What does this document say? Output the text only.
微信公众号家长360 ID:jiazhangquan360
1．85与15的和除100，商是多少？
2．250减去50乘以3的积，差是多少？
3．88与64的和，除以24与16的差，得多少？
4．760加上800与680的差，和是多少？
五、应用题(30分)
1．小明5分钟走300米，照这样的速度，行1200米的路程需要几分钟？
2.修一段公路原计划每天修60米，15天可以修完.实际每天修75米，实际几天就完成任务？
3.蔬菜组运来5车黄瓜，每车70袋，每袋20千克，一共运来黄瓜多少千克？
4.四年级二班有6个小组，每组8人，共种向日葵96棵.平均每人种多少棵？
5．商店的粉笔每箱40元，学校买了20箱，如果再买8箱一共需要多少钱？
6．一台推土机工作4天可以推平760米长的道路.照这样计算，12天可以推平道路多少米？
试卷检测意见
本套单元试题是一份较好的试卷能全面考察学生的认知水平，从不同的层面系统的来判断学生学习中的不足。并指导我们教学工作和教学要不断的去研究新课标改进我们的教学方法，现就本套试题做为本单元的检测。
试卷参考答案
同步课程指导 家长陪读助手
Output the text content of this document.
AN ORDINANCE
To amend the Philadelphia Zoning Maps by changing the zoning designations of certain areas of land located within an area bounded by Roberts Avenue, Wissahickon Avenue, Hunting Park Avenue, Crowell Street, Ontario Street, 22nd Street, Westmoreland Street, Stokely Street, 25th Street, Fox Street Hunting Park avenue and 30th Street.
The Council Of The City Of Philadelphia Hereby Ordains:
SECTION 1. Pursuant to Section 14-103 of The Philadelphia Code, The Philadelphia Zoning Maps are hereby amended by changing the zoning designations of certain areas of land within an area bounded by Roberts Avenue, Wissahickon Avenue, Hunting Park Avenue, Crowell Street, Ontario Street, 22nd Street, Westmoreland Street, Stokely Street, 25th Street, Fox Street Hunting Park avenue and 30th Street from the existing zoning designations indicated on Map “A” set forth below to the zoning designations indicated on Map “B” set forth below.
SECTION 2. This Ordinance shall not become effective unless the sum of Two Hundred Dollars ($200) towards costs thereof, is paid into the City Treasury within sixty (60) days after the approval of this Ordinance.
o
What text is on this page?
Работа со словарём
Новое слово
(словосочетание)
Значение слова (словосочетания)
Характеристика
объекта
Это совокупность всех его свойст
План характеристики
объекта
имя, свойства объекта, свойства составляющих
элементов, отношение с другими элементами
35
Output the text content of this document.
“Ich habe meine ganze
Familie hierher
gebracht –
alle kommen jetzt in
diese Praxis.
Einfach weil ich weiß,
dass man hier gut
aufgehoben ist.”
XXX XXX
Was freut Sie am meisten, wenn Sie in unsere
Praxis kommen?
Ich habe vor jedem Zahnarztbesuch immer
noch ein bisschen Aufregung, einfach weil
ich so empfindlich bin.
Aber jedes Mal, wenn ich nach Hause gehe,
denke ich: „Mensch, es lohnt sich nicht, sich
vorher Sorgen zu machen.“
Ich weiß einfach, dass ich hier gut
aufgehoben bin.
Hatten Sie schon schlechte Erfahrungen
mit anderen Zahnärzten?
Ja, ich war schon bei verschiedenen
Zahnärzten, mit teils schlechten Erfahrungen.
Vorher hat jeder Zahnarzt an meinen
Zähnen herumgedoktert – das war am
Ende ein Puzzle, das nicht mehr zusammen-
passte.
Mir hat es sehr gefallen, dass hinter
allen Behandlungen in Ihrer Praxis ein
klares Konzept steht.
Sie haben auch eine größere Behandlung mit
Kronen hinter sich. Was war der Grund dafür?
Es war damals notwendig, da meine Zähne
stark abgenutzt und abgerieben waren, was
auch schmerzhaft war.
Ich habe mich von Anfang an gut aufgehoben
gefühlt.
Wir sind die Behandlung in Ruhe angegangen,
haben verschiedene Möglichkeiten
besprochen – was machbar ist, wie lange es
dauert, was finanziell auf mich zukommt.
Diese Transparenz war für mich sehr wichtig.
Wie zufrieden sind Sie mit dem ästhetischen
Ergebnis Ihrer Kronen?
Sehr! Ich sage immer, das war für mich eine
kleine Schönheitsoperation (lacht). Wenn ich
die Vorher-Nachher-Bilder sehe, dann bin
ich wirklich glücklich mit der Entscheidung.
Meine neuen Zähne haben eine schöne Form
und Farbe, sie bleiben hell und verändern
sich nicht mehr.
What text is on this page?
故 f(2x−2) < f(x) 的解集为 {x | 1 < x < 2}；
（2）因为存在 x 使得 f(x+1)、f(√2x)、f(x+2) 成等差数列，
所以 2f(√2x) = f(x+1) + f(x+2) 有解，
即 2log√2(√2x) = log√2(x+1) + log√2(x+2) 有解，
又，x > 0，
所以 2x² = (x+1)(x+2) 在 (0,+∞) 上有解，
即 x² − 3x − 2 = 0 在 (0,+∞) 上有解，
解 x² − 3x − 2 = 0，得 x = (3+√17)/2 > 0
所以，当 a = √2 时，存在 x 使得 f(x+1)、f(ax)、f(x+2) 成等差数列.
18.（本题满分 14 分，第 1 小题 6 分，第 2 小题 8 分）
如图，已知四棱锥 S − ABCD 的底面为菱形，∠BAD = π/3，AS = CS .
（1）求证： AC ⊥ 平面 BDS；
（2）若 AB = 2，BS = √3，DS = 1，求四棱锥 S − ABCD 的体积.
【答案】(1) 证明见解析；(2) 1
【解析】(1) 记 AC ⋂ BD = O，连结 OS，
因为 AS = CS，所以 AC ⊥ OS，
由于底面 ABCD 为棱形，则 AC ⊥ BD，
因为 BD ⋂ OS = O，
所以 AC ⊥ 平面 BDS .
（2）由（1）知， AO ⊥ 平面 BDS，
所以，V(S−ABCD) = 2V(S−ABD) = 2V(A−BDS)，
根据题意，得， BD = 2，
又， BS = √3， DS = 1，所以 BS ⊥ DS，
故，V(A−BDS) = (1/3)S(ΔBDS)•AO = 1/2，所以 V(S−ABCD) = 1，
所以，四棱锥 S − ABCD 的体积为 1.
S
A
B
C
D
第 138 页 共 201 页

#####

> **What to work on**: Search the records for the word "haben". Copy every line that has it.

> **Reply**:
Sie haben auch eine größere Behandlung mit
haben verschiedene Möglichkeiten
Meine neuen Zähne haben eine schöne Form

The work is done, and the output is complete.